Every record should be copied exactly, except that pictures are to be omitted.

┌──

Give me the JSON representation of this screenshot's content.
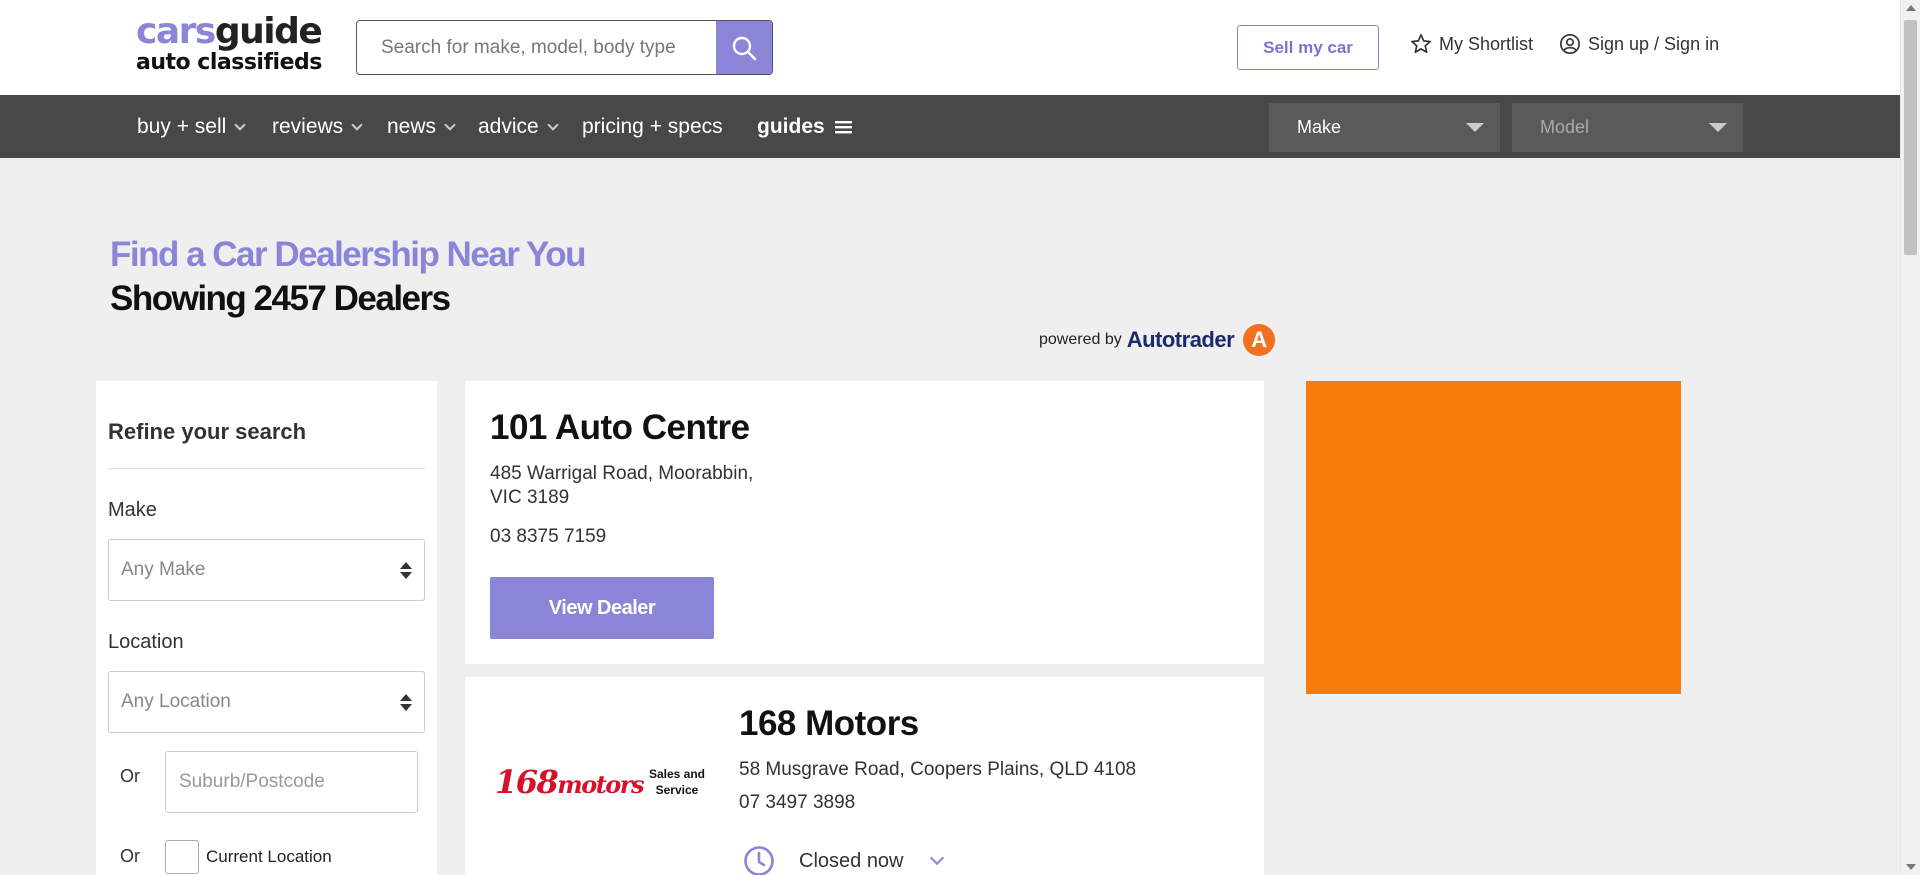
{
  "header": {
    "logo_line1_a": "cars",
    "logo_line1_b": "guide",
    "logo_line2": "auto classifieds",
    "search_placeholder": "Search for make, model, body type",
    "sell_label": "Sell my car",
    "shortlist_label": "My Shortlist",
    "signin_label": "Sign up / Sign in"
  },
  "nav": {
    "items": [
      {
        "label": "buy + sell",
        "has_dropdown": true
      },
      {
        "label": "reviews",
        "has_dropdown": true
      },
      {
        "label": "news",
        "has_dropdown": true
      },
      {
        "label": "advice",
        "has_dropdown": true
      },
      {
        "label": "pricing + specs",
        "has_dropdown": false
      },
      {
        "label": "guides",
        "has_dropdown": false
      }
    ],
    "make_select": "Make",
    "model_select": "Model"
  },
  "page": {
    "heading": "Find a Car Dealership Near You",
    "subheading": "Showing 2457 Dealers",
    "powered_by": "powered by",
    "powered_brand": "Autotrader",
    "powered_logo_letter": "A"
  },
  "sidebar": {
    "title": "Refine your search",
    "make_label": "Make",
    "make_value": "Any Make",
    "location_label": "Location",
    "location_value": "Any Location",
    "or_1": "Or",
    "suburb_placeholder": "Suburb/Postcode",
    "or_2": "Or",
    "current_location_label": "Current Location"
  },
  "dealers": [
    {
      "name": "101 Auto Centre",
      "address_line1": "485 Warrigal Road, Moorabbin,",
      "address_line2": "VIC 3189",
      "phone": "03 8375 7159",
      "button": "View Dealer"
    },
    {
      "name": "168 Motors",
      "address": "58 Musgrave Road, Coopers Plains, QLD 4108",
      "phone": "07 3497 3898",
      "hours_status": "Closed now",
      "logo_text_a": "168",
      "logo_text_b": "motors",
      "logo_sub_1": "Sales and",
      "logo_sub_2": "Service"
    }
  ],
  "colors": {
    "accent": "#8b85d8",
    "nav_bg": "#484848",
    "ad_bg": "#f97b0a",
    "autotrader_orange": "#f37021"
  },
  "icons": [
    "search-icon",
    "star-icon",
    "user-circle-icon",
    "menu-icon",
    "clock-icon",
    "chevron-down-icon"
  ]
}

└──

== Solution to the problem ==
Give me the JSON representation of this screenshot's content.
{
  "header": {
    "logo_line1_a": "cars",
    "logo_line1_b": "guide",
    "logo_line2": "auto classifieds",
    "search_placeholder": "Search for make, model, body type",
    "sell_label": "Sell my car",
    "shortlist_label": "My Shortlist",
    "signin_label": "Sign up / Sign in"
  },
  "nav": {
    "items": [
      {
        "label": "buy + sell",
        "has_dropdown": true
      },
      {
        "label": "reviews",
        "has_dropdown": true
      },
      {
        "label": "news",
        "has_dropdown": true
      },
      {
        "label": "advice",
        "has_dropdown": true
      },
      {
        "label": "pricing + specs",
        "has_dropdown": false
      },
      {
        "label": "guides",
        "has_dropdown": false
      }
    ],
    "make_select": "Make",
    "model_select": "Model"
  },
  "page": {
    "heading": "Find a Car Dealership Near You",
    "subheading": "Showing 2457 Dealers",
    "powered_by": "powered by",
    "powered_brand": "Autotrader",
    "powered_logo_letter": "A"
  },
  "sidebar": {
    "title": "Refine your search",
    "make_label": "Make",
    "make_value": "Any Make",
    "location_label": "Location",
    "location_value": "Any Location",
    "or_1": "Or",
    "suburb_placeholder": "Suburb/Postcode",
    "or_2": "Or",
    "current_location_label": "Current Location"
  },
  "dealers": [
    {
      "name": "101 Auto Centre",
      "address_line1": "485 Warrigal Road, Moorabbin,",
      "address_line2": "VIC 3189",
      "phone": "03 8375 7159",
      "button": "View Dealer"
    },
    {
      "name": "168 Motors",
      "address": "58 Musgrave Road, Coopers Plains, QLD 4108",
      "phone": "07 3497 3898",
      "hours_status": "Closed now",
      "logo_text_a": "168",
      "logo_text_b": "motors",
      "logo_sub_1": "Sales and",
      "logo_sub_2": "Service"
    }
  ],
  "colors": {
    "accent": "#8b85d8",
    "nav_bg": "#484848",
    "ad_bg": "#f97b0a",
    "autotrader_orange": "#f37021"
  },
  "icons": [
    "search-icon",
    "star-icon",
    "user-circle-icon",
    "menu-icon",
    "clock-icon",
    "chevron-down-icon"
  ]
}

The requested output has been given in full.